> **What needs to be done**
Give all the lines below again, exactly, with no pictures.

> **Records provided**
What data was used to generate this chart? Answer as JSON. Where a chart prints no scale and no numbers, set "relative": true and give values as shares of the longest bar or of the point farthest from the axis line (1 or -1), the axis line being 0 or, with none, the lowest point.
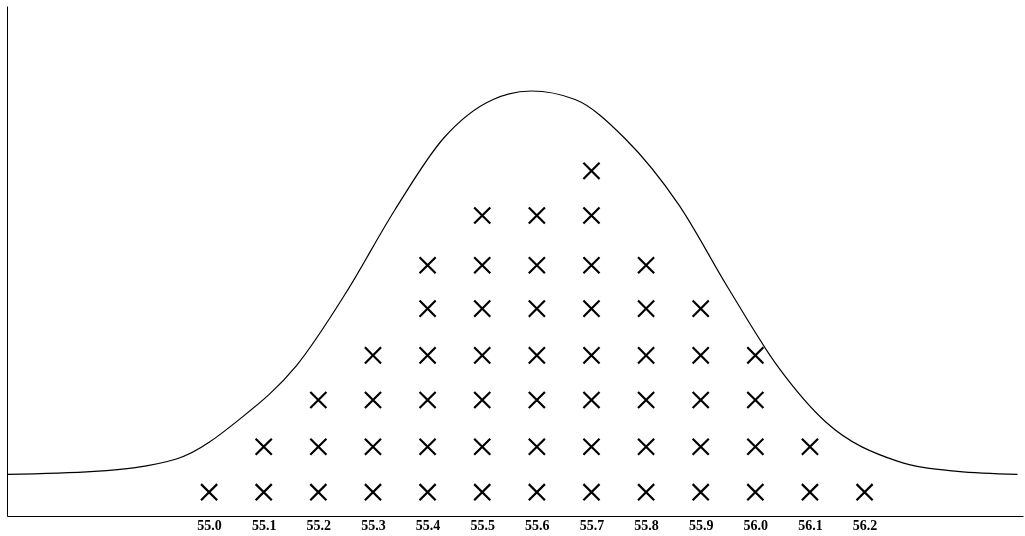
{
  "chart_data": {
    "type": "scatter",
    "relative": true,
    "grid": false,
    "tick_labels": "x",
    "xlim": [
      54.63,
      56.49
    ],
    "xticks": [
      {
        "value": 55,
        "label": "55.0"
      },
      55.1,
      55.2,
      55.3,
      55.4,
      55.5,
      55.6,
      55.7,
      55.8,
      55.9,
      {
        "value": 56,
        "label": "56.0"
      },
      56.1,
      56.2
    ],
    "series": [
      {
        "type": "line",
        "marker": "none",
        "color": "#000000",
        "x": [
          54.63,
          54.79,
          54.94,
          55.06,
          55.16,
          55.25,
          55.34,
          55.43,
          55.52,
          55.59,
          55.67,
          55.76,
          55.86,
          55.95,
          56.04,
          56.13,
          56.26,
          56.37,
          56.48
        ],
        "values": [
          0.098,
          0.105,
          0.134,
          0.232,
          0.354,
          0.524,
          0.72,
          0.89,
          0.98,
          1,
          0.98,
          0.89,
          0.732,
          0.537,
          0.354,
          0.22,
          0.129,
          0.105,
          0.098
        ]
      },
      {
        "marker": "cross",
        "color": "#000000",
        "x": [
          55.0,
          55.1,
          55.1,
          55.2,
          55.2,
          55.2,
          55.3,
          55.3,
          55.3,
          55.3,
          55.4,
          55.4,
          55.4,
          55.4,
          55.4,
          55.4,
          55.5,
          55.5,
          55.5,
          55.5,
          55.5,
          55.5,
          55.5,
          55.6,
          55.6,
          55.6,
          55.6,
          55.6,
          55.6,
          55.6,
          55.7,
          55.7,
          55.7,
          55.7,
          55.7,
          55.7,
          55.7,
          55.7,
          55.8,
          55.8,
          55.8,
          55.8,
          55.8,
          55.8,
          55.9,
          55.9,
          55.9,
          55.9,
          55.9,
          56.0,
          56.0,
          56.0,
          56.0,
          56.1,
          56.1,
          56.2
        ],
        "values": [
          0.056,
          0.056,
          0.163,
          0.056,
          0.163,
          0.273,
          0.056,
          0.163,
          0.273,
          0.378,
          0.056,
          0.163,
          0.273,
          0.378,
          0.488,
          0.59,
          0.056,
          0.163,
          0.273,
          0.378,
          0.488,
          0.59,
          0.707,
          0.056,
          0.163,
          0.273,
          0.378,
          0.488,
          0.59,
          0.707,
          0.056,
          0.163,
          0.273,
          0.378,
          0.488,
          0.59,
          0.707,
          0.812,
          0.056,
          0.163,
          0.273,
          0.378,
          0.488,
          0.59,
          0.056,
          0.163,
          0.273,
          0.378,
          0.488,
          0.056,
          0.163,
          0.273,
          0.378,
          0.056,
          0.163,
          0.056
        ]
      }
    ]
  }
}
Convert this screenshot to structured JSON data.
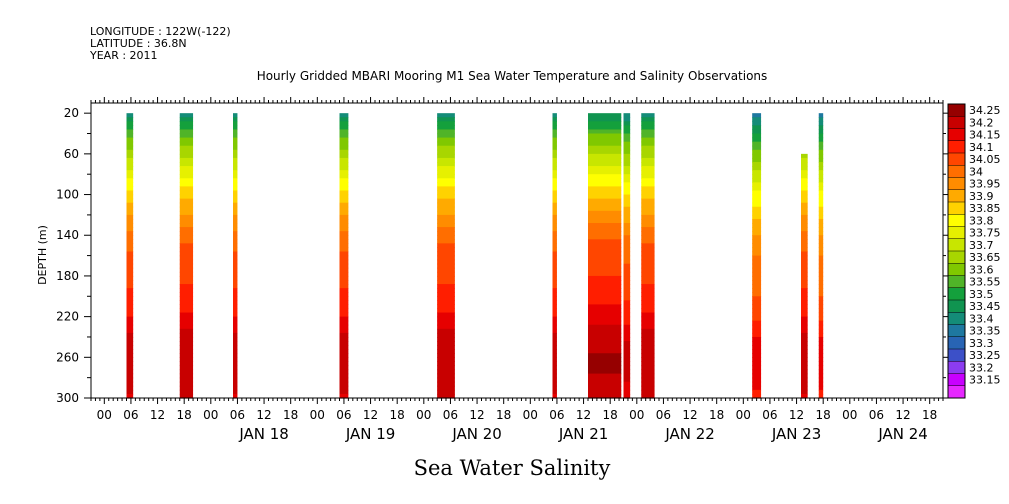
{
  "header": {
    "longitude": "LONGITUDE : 122W(-122)",
    "latitude": "LATITUDE : 36.8N",
    "year": "YEAR : 2011"
  },
  "chart_data": {
    "type": "heatmap",
    "title": "Hourly Gridded MBARI Mooring M1 Sea Water Temperature and Salinity Observations",
    "xlabel": "Sea Water Salinity",
    "ylabel": "DEPTH (m)",
    "x_units": "hours since 2011-01-17 00:00",
    "xlim": [
      -3,
      189
    ],
    "ylim": [
      300,
      10
    ],
    "y_ticks": [
      20,
      60,
      100,
      140,
      180,
      220,
      260,
      300
    ],
    "x_hour_ticks": [
      "00",
      "06",
      "12",
      "18",
      "00",
      "06",
      "12",
      "18",
      "00",
      "06",
      "12",
      "18",
      "00",
      "06",
      "12",
      "18",
      "00",
      "06",
      "12",
      "18",
      "00",
      "06",
      "12",
      "18",
      "00",
      "06",
      "12",
      "18",
      "00",
      "06",
      "12",
      "18"
    ],
    "x_hour_tick_values": [
      0,
      6,
      12,
      18,
      24,
      30,
      36,
      42,
      48,
      54,
      60,
      66,
      72,
      78,
      84,
      90,
      96,
      102,
      108,
      114,
      120,
      126,
      132,
      138,
      144,
      150,
      156,
      162,
      168,
      174,
      180,
      186
    ],
    "day_labels": [
      "JAN 18",
      "JAN 19",
      "JAN 20",
      "JAN 21",
      "JAN 22",
      "JAN 23",
      "JAN 24"
    ],
    "day_label_centers": [
      36,
      60,
      84,
      108,
      132,
      156,
      180
    ],
    "colorbar_levels": [
      "34.25",
      "34.2",
      "34.15",
      "34.1",
      "34.05",
      "34",
      "33.95",
      "33.9",
      "33.85",
      "33.8",
      "33.75",
      "33.7",
      "33.65",
      "33.6",
      "33.55",
      "33.5",
      "33.45",
      "33.4",
      "33.35",
      "33.3",
      "33.25",
      "33.2",
      "33.15"
    ],
    "colors": [
      "#960000",
      "#c80000",
      "#e60000",
      "#ff1e00",
      "#ff4600",
      "#ff6e00",
      "#ff8c00",
      "#ffaa00",
      "#ffd200",
      "#ffff00",
      "#e6f000",
      "#c8e600",
      "#a8d600",
      "#80c800",
      "#50b428",
      "#14a03c",
      "#109450",
      "#148c78",
      "#1e78a0",
      "#2864b4",
      "#3c50c8",
      "#8c3cf0",
      "#c800ff",
      "#e628ff"
    ],
    "salinity_profile": [
      {
        "depth": 20,
        "value": 33.42
      },
      {
        "depth": 30,
        "value": 33.5
      },
      {
        "depth": 40,
        "value": 33.57
      },
      {
        "depth": 55,
        "value": 33.65
      },
      {
        "depth": 70,
        "value": 33.72
      },
      {
        "depth": 85,
        "value": 33.8
      },
      {
        "depth": 100,
        "value": 33.87
      },
      {
        "depth": 115,
        "value": 33.93
      },
      {
        "depth": 130,
        "value": 33.98
      },
      {
        "depth": 145,
        "value": 34.03
      },
      {
        "depth": 160,
        "value": 34.06
      },
      {
        "depth": 180,
        "value": 34.08
      },
      {
        "depth": 200,
        "value": 34.11
      },
      {
        "depth": 215,
        "value": 34.14
      },
      {
        "depth": 230,
        "value": 34.18
      },
      {
        "depth": 245,
        "value": 34.22
      },
      {
        "depth": 265,
        "value": 34.24
      },
      {
        "depth": 285,
        "value": 34.22
      },
      {
        "depth": 300,
        "value": 34.19
      }
    ],
    "data_segments": [
      {
        "start": 5,
        "end": 6.5,
        "top_depth": 20,
        "shift": 0
      },
      {
        "start": 17,
        "end": 20,
        "top_depth": 20,
        "shift": 0.01
      },
      {
        "start": 29,
        "end": 30,
        "top_depth": 20,
        "shift": 0
      },
      {
        "start": 53,
        "end": 55,
        "top_depth": 20,
        "shift": 0
      },
      {
        "start": 75,
        "end": 79,
        "top_depth": 20,
        "shift": 0.01
      },
      {
        "start": 101,
        "end": 102,
        "top_depth": 20,
        "shift": 0
      },
      {
        "start": 109,
        "end": 116.5,
        "top_depth": 20,
        "shift": 0.02
      },
      {
        "start": 117,
        "end": 118.5,
        "top_depth": 20,
        "shift": -0.02
      },
      {
        "start": 121,
        "end": 124,
        "top_depth": 20,
        "shift": 0.01
      },
      {
        "start": 146,
        "end": 148,
        "top_depth": 20,
        "shift": -0.06
      },
      {
        "start": 157,
        "end": 158.5,
        "top_depth": 60,
        "shift": 0
      },
      {
        "start": 161,
        "end": 162,
        "top_depth": 20,
        "shift": -0.06
      }
    ]
  }
}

> **Exercise answer**
What data was used to generate this chart? Answer as JSON. Where a chart prints no scale and no numbers, set "relative": true and give values as shares of the longest bar or of the point farthest from the axis line (1 or -1), the axis line being 0 or, with none, the lowest point.
{
  "chart_data": {
    "type": "scatter",
    "relative": true,
    "grid": false,
    "tick_labels": "x",
    "xlim": [
      54.63,
      56.49
    ],
    "xticks": [
      {
        "value": 55,
        "label": "55.0"
      },
      55.1,
      55.2,
      55.3,
      55.4,
      55.5,
      55.6,
      55.7,
      55.8,
      55.9,
      {
        "value": 56,
        "label": "56.0"
      },
      56.1,
      56.2
    ],
    "series": [
      {
        "type": "line",
        "marker": "none",
        "color": "#000000",
        "x": [
          54.63,
          54.79,
          54.94,
          55.06,
          55.16,
          55.25,
          55.34,
          55.43,
          55.52,
          55.59,
          55.67,
          55.76,
          55.86,
          55.95,
          56.04,
          56.13,
          56.26,
          56.37,
          56.48
        ],
        "values": [
          0.098,
          0.105,
          0.134,
          0.232,
          0.354,
          0.524,
          0.72,
          0.89,
          0.98,
          1,
          0.98,
          0.89,
          0.732,
          0.537,
          0.354,
          0.22,
          0.129,
          0.105,
          0.098
        ]
      },
      {
        "marker": "cross",
        "color": "#000000",
        "x": [
          55.0,
          55.1,
          55.1,
          55.2,
          55.2,
          55.2,
          55.3,
          55.3,
          55.3,
          55.3,
          55.4,
          55.4,
          55.4,
          55.4,
          55.4,
          55.4,
          55.5,
          55.5,
          55.5,
          55.5,
          55.5,
          55.5,
          55.5,
          55.6,
          55.6,
          55.6,
          55.6,
          55.6,
          55.6,
          55.6,
          55.7,
          55.7,
          55.7,
          55.7,
          55.7,
          55.7,
          55.7,
          55.7,
          55.8,
          55.8,
          55.8,
          55.8,
          55.8,
          55.8,
          55.9,
          55.9,
          55.9,
          55.9,
          55.9,
          56.0,
          56.0,
          56.0,
          56.0,
          56.1,
          56.1,
          56.2
        ],
        "values": [
          0.056,
          0.056,
          0.163,
          0.056,
          0.163,
          0.273,
          0.056,
          0.163,
          0.273,
          0.378,
          0.056,
          0.163,
          0.273,
          0.378,
          0.488,
          0.59,
          0.056,
          0.163,
          0.273,
          0.378,
          0.488,
          0.59,
          0.707,
          0.056,
          0.163,
          0.273,
          0.378,
          0.488,
          0.59,
          0.707,
          0.056,
          0.163,
          0.273,
          0.378,
          0.488,
          0.59,
          0.707,
          0.812,
          0.056,
          0.163,
          0.273,
          0.378,
          0.488,
          0.59,
          0.056,
          0.163,
          0.273,
          0.378,
          0.488,
          0.056,
          0.163,
          0.273,
          0.378,
          0.056,
          0.163,
          0.056
        ]
      }
    ]
  }
}
Convert this screenshot to structured JSON data.
{
  "header": {
    "longitude": "LONGITUDE : 122W(-122)",
    "latitude": "LATITUDE : 36.8N",
    "year": "YEAR : 2011"
  },
  "chart_data": {
    "type": "heatmap",
    "title": "Hourly Gridded MBARI Mooring M1 Sea Water Temperature and Salinity Observations",
    "xlabel": "Sea Water Salinity",
    "ylabel": "DEPTH (m)",
    "x_units": "hours since 2011-01-17 00:00",
    "xlim": [
      -3,
      189
    ],
    "ylim": [
      300,
      10
    ],
    "y_ticks": [
      20,
      60,
      100,
      140,
      180,
      220,
      260,
      300
    ],
    "x_hour_ticks": [
      "00",
      "06",
      "12",
      "18",
      "00",
      "06",
      "12",
      "18",
      "00",
      "06",
      "12",
      "18",
      "00",
      "06",
      "12",
      "18",
      "00",
      "06",
      "12",
      "18",
      "00",
      "06",
      "12",
      "18",
      "00",
      "06",
      "12",
      "18",
      "00",
      "06",
      "12",
      "18"
    ],
    "x_hour_tick_values": [
      0,
      6,
      12,
      18,
      24,
      30,
      36,
      42,
      48,
      54,
      60,
      66,
      72,
      78,
      84,
      90,
      96,
      102,
      108,
      114,
      120,
      126,
      132,
      138,
      144,
      150,
      156,
      162,
      168,
      174,
      180,
      186
    ],
    "day_labels": [
      "JAN 18",
      "JAN 19",
      "JAN 20",
      "JAN 21",
      "JAN 22",
      "JAN 23",
      "JAN 24"
    ],
    "day_label_centers": [
      36,
      60,
      84,
      108,
      132,
      156,
      180
    ],
    "colorbar_levels": [
      "34.25",
      "34.2",
      "34.15",
      "34.1",
      "34.05",
      "34",
      "33.95",
      "33.9",
      "33.85",
      "33.8",
      "33.75",
      "33.7",
      "33.65",
      "33.6",
      "33.55",
      "33.5",
      "33.45",
      "33.4",
      "33.35",
      "33.3",
      "33.25",
      "33.2",
      "33.15"
    ],
    "colors": [
      "#960000",
      "#c80000",
      "#e60000",
      "#ff1e00",
      "#ff4600",
      "#ff6e00",
      "#ff8c00",
      "#ffaa00",
      "#ffd200",
      "#ffff00",
      "#e6f000",
      "#c8e600",
      "#a8d600",
      "#80c800",
      "#50b428",
      "#14a03c",
      "#109450",
      "#148c78",
      "#1e78a0",
      "#2864b4",
      "#3c50c8",
      "#8c3cf0",
      "#c800ff",
      "#e628ff"
    ],
    "salinity_profile": [
      {
        "depth": 20,
        "value": 33.42
      },
      {
        "depth": 30,
        "value": 33.5
      },
      {
        "depth": 40,
        "value": 33.57
      },
      {
        "depth": 55,
        "value": 33.65
      },
      {
        "depth": 70,
        "value": 33.72
      },
      {
        "depth": 85,
        "value": 33.8
      },
      {
        "depth": 100,
        "value": 33.87
      },
      {
        "depth": 115,
        "value": 33.93
      },
      {
        "depth": 130,
        "value": 33.98
      },
      {
        "depth": 145,
        "value": 34.03
      },
      {
        "depth": 160,
        "value": 34.06
      },
      {
        "depth": 180,
        "value": 34.08
      },
      {
        "depth": 200,
        "value": 34.11
      },
      {
        "depth": 215,
        "value": 34.14
      },
      {
        "depth": 230,
        "value": 34.18
      },
      {
        "depth": 245,
        "value": 34.22
      },
      {
        "depth": 265,
        "value": 34.24
      },
      {
        "depth": 285,
        "value": 34.22
      },
      {
        "depth": 300,
        "value": 34.19
      }
    ],
    "data_segments": [
      {
        "start": 5,
        "end": 6.5,
        "top_depth": 20,
        "shift": 0
      },
      {
        "start": 17,
        "end": 20,
        "top_depth": 20,
        "shift": 0.01
      },
      {
        "start": 29,
        "end": 30,
        "top_depth": 20,
        "shift": 0
      },
      {
        "start": 53,
        "end": 55,
        "top_depth": 20,
        "shift": 0
      },
      {
        "start": 75,
        "end": 79,
        "top_depth": 20,
        "shift": 0.01
      },
      {
        "start": 101,
        "end": 102,
        "top_depth": 20,
        "shift": 0
      },
      {
        "start": 109,
        "end": 116.5,
        "top_depth": 20,
        "shift": 0.02
      },
      {
        "start": 117,
        "end": 118.5,
        "top_depth": 20,
        "shift": -0.02
      },
      {
        "start": 121,
        "end": 124,
        "top_depth": 20,
        "shift": 0.01
      },
      {
        "start": 146,
        "end": 148,
        "top_depth": 20,
        "shift": -0.06
      },
      {
        "start": 157,
        "end": 158.5,
        "top_depth": 60,
        "shift": 0
      },
      {
        "start": 161,
        "end": 162,
        "top_depth": 20,
        "shift": -0.06
      }
    ]
  }
}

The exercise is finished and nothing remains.